* What is asked
1) Using the passage on hydrogel muscles, decide whether each statement agrees with it: (a) At an OA molar fraction of 6.7%, β-CD/P(AAm-co-OA) formed a transparent solution in water. (b) After water exchange, every β-CD/OA hydrogel from 6.7% to 33.3% OA remained transparent. (c) The β-CD/OA organogel with 33.3% OA was translucent. Answer yes or no for each, quoting the words of the passage that settle it.
2) Take the passage on hydrogel muscles further, starting right after its final sentence.

Temperature-triggered inflatable hydrogel muscles with snap-through instability for untethered robots – ryan

Since the untethered PAMs require hydrogel actuators possessing tunable elastic modulus as bladders, we designed thermally responsive hydrogels with switchable crosslinking. First, organogels were synthesized by polymerization of octyl acrylate (OA) and acrylamide (AAm) in the presence of β-cyclodextrin (β-CD), with N,N’-methylenebisacrylamide (MBA) and Irgacure 2959 as the crosslinker and initiator, respectively (Fig. 2a). After water exchanging, hybrid cross-linked β-CD/OA hydrogels were obtained, where the hydrogel network included chemical crosslinks, hydrophobic associations of alkyl chains (physical crosslinks), and randomly distributed β-CD. Because the formation of hydrophobic associations in hydrogel networks depended on the content of OA moiety, we investigated the influence of OA molar fraction on the assembly behavior and host-guest interaction between β-CD and P(AAm-co-OA) in the solvents (Fig. S1). When the OA molar fraction of β-CD/P(AAm-co-OA) was 6.7%, a transparent solution formed in water, due to the host-guest interaction between β-CD and OA. In the ¹H NMR spectra of β-CD and P(AAm-co-OA), the characteristic peaks of H3 and H5 for β-CD shifted upfield, whereas the characteristic peaks of OA side chains (methyl and methylene groups) on P(AAm-co-OA) shifted downfield, indicating the formation of host-guest interactions between alkyl chains and β-CD in water (Fig. S2). However, as the OA molar fraction was increased from 13.3% to 33.3%, P(AAm-co-OA) precipitated in water. These results indicated that P(AAm-co-OA) with high OA content formed stable hydrophobic associations instead of host–guest interactions.

To help understand the influence of OA molar fraction on the hydrogel networks, the appearance of β-CD/OA organogels before and after water exchange are shown in Fig. S3. As the molar fraction of OA increased from 6.7% to 26.7%, β-CD/OA organogels became transparent due to the high solubility of OA moiety in DMF. The β-CD/OA organogel with an OA molar fraction of 33.3% was translucent, which could be attributed to the high content of β-CD in polymeric networks. After water exchange, only the β-CD/OA hydrogel with an OA molar fraction of 6.7% was transparent, revealing the formation of host–guest interactions in hydrogel networks. As the molar fraction of OA increased from 13.3% to 33.3%, the hydrogels gradually became opaque, indicating that hydrophobic associations were dominant in hydrogel networks. To obtain hydrogels with a high modulus for inflation and then a reduced modulus after phase transition, the hydrogel needed to form at first a strongly hydrophobic crosslinked network after solvent exchange. During the exchange process, water permeated into organogel networks, resulting in the opaque appearance of hydrogels due to hydrophobic association among the OA moieties (Fig. S4).

Element and coordinate records:
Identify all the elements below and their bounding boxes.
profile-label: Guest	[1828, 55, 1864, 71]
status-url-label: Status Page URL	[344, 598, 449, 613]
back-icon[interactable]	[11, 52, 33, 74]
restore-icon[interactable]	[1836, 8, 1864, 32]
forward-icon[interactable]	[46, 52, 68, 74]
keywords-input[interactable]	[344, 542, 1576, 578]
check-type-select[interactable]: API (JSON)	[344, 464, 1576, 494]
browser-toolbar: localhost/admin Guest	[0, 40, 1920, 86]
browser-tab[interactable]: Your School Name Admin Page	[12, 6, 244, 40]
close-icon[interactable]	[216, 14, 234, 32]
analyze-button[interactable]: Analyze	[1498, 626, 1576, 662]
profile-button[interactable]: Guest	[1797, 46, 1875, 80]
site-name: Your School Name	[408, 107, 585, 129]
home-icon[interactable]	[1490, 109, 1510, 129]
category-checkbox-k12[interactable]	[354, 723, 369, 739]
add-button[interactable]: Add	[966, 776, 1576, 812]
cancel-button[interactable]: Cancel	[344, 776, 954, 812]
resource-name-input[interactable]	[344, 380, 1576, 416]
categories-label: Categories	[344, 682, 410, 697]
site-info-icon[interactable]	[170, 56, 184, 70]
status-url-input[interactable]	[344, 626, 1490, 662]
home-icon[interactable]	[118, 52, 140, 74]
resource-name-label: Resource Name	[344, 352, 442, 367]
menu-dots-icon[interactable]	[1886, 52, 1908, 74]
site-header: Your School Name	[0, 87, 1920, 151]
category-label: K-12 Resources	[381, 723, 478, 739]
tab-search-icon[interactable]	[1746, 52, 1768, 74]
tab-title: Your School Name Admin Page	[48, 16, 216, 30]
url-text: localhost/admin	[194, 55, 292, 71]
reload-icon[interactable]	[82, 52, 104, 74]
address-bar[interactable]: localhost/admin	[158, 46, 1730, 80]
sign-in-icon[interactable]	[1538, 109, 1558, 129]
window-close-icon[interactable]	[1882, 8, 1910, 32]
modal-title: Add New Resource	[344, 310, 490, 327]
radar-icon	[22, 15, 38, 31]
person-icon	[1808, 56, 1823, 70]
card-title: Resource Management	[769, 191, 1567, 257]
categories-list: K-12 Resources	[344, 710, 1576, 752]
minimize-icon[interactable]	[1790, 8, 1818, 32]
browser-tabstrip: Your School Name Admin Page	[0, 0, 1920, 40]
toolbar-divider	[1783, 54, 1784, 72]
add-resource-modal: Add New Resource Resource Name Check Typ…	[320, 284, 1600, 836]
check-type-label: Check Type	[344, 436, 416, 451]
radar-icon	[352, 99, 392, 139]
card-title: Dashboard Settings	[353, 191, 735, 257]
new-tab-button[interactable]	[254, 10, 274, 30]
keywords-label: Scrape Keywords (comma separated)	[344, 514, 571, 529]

* Answers to the problems
1)
(a) Yes: "When the OA molar fraction of β-CD/P(AAm-co-OA) was 6.7%, a transparent solution formed in water"
(b) No: "After water exchange, only the β-CD/OA hydrogel with an OA molar fraction of 6.7% was transparent"
(c) Yes: "The β-CD/OA organogel with an OA molar fraction of 33.3% was translucent"

2)
To support the proposed phase transition behavior of β-CD/OA hydrogels, we performed temperature-dependent FTIR from 20 to 80 °C (Fig. 2b). We focused on the C–H stretching region of methylene groups in OA moieties, including symmetric (ν_s) and asymmetric stretching vibrations (ν_as). As the temperature increased, the spectral intensities of methylene groups gradually increased, while the peaks for ν_as (C–H) and ν_s (C–H) shifted from 2926 to 2930 cm⁻¹ and from 2853 to 2860 cm⁻¹, respectively. These results suggested that the hydrophobic associations among OA moieties converted into host-gust interaction between OA alkyl groups and β-CD. To extract further information about thermal-induced interaction changes in β-CD/OA hydrogel, we used two-dimensional correlation spectroscopy (2D COS). As shown in Fig. 2c, synchronous and asynchronous spectra were generated to reflect the synchronized and unsynchronized changes of intensities at two given wavenumbers, respectively.³³ According to Noda’s judging rule³⁴, the responsive order of the OA moiety to temperature increase is v_s(C–H) (methylene groups in hydrophobic association, 2849 cm⁻¹) → v_as(C–H) (methylene groups in hydrophobic association, 2916 cm⁻¹) → v(C–H) (methyl groups, 2955 cm⁻¹) → v_s(C–H) (methylene groups in β-CD/OA complex, 2857 cm⁻¹) → v_as(C–H) (methylene groups in β-CD/OA complex, 2929 cm⁻¹) (Table S1). This sequence revealed that the thermal-induced phase transition of the β-CD/OA hydrogel was driven by the dissociation of hydrophobic interaction.

The thermal-induced phase transition behavior was further evaluated by the Raman spectra of β-CD/OA hydrogels at different temperatures. As shown in Fig. 2d, a new characteristic peak of the methylene groups in OA moieties appeared at 2960 cm⁻¹ after heating from 20 °C to 70 °C, indicating that the chemical environment surrounding OA alkyl chain changed in hydrogel networks. Moreover, the broad peak for the breathing vibration of the glucopyranose ring at 844 cm⁻¹ shifted to a sharp peak at 806 cm⁻¹, indicating that the conformation of β-CD changed after the formation of the host-guest complex, and the vibration of β-CD in the hydrophobic cavity was restricted by the OA. In correlation mode, 2D Raman images of hydrogels showed that hydrophobic interactions (green regions) at 20 °C converted into host-guest interaction (red regions) at 70 °C (Fig. 2e). Moreover, the formation of β-CD/OA complex in hydrogel networks was confirmed by the appearance of an exothermic peak at 70 °C in the DSC curve (Fig. S5), because the host-guest interaction is an enthalpy-dominated binding reaction^35,36.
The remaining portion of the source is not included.